WHAT THE TASK ASKS: Whenever the word "carriers" occurs in a line of the material below, that line is counted. Report only the count.

AVAILABLE RECORDS:

════════════════

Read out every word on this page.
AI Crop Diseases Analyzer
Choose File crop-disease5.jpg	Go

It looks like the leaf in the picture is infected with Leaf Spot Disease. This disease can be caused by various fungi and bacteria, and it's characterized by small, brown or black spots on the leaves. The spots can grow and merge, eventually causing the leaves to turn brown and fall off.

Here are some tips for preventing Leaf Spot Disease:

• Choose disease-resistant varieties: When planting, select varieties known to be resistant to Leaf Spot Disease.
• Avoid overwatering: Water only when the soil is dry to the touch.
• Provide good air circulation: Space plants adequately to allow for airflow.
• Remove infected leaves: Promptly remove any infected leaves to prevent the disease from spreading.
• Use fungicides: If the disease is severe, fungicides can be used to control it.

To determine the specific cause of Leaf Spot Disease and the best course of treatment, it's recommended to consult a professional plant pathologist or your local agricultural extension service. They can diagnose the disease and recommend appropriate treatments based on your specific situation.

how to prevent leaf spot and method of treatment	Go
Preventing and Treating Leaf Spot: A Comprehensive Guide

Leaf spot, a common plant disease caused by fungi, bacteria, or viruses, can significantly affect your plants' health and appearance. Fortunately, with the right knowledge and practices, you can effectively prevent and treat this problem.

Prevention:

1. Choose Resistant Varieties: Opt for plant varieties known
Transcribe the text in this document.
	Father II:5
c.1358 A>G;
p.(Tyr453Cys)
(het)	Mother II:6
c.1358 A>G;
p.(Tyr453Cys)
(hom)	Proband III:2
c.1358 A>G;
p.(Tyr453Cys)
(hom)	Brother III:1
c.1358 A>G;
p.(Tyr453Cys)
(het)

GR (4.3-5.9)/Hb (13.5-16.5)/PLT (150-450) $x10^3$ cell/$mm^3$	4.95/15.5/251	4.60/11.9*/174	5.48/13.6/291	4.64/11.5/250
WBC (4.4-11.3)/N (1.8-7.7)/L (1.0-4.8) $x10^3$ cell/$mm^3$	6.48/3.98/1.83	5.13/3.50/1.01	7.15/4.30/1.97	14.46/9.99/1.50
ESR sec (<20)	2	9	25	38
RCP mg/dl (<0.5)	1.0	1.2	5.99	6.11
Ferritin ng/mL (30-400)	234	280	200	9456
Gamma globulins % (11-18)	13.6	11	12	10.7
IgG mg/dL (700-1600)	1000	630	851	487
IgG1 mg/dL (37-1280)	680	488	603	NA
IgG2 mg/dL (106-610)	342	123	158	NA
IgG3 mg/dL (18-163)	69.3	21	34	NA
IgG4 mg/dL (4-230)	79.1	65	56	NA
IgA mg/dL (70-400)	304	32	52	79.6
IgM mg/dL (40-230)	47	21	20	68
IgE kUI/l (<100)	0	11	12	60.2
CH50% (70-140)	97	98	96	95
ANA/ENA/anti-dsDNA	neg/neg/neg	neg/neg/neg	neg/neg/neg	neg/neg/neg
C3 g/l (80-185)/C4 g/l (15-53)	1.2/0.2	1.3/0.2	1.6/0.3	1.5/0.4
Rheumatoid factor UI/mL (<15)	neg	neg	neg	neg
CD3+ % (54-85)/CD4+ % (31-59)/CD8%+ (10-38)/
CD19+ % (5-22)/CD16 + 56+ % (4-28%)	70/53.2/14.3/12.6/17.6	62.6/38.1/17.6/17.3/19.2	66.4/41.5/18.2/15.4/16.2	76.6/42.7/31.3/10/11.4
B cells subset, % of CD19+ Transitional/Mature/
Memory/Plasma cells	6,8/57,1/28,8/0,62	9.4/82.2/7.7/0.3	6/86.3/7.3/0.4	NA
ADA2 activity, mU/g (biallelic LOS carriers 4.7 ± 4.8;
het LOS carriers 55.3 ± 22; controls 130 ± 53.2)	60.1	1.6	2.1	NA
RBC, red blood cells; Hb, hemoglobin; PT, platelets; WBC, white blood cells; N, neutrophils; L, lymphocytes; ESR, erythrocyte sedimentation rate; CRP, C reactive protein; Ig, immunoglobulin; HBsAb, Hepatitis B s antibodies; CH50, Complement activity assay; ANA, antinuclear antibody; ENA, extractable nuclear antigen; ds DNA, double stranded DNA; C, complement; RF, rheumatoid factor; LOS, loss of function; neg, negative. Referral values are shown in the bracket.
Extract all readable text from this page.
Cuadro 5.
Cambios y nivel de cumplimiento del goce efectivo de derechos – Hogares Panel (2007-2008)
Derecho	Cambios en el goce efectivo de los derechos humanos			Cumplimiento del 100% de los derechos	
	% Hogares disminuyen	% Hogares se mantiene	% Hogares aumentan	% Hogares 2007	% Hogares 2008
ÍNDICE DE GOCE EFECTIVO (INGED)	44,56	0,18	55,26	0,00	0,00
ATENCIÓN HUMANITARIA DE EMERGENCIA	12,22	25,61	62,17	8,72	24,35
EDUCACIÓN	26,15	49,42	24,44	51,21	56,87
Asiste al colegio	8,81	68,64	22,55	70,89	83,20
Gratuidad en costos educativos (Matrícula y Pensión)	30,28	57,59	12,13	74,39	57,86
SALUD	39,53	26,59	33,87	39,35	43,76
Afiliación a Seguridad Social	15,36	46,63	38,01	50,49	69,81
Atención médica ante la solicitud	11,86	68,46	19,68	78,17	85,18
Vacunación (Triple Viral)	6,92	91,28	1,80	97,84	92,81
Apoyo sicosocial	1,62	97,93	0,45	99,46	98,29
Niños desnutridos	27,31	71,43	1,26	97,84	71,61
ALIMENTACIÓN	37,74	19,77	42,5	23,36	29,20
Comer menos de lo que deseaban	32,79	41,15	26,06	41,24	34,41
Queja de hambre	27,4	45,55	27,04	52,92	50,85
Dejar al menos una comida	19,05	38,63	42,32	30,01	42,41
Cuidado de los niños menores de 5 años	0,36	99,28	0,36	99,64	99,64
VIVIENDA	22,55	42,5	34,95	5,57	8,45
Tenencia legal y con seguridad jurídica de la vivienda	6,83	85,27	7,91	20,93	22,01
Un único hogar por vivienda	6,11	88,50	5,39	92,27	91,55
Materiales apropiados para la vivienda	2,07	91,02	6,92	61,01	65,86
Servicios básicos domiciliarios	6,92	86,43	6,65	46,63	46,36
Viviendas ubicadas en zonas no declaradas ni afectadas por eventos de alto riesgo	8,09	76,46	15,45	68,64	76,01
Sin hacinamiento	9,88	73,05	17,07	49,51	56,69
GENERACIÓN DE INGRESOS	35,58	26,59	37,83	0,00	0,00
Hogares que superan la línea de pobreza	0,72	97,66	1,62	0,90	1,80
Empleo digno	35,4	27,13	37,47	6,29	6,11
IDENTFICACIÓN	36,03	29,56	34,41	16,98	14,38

════════════════

RESPONSE TO THIS EXERCISE: 2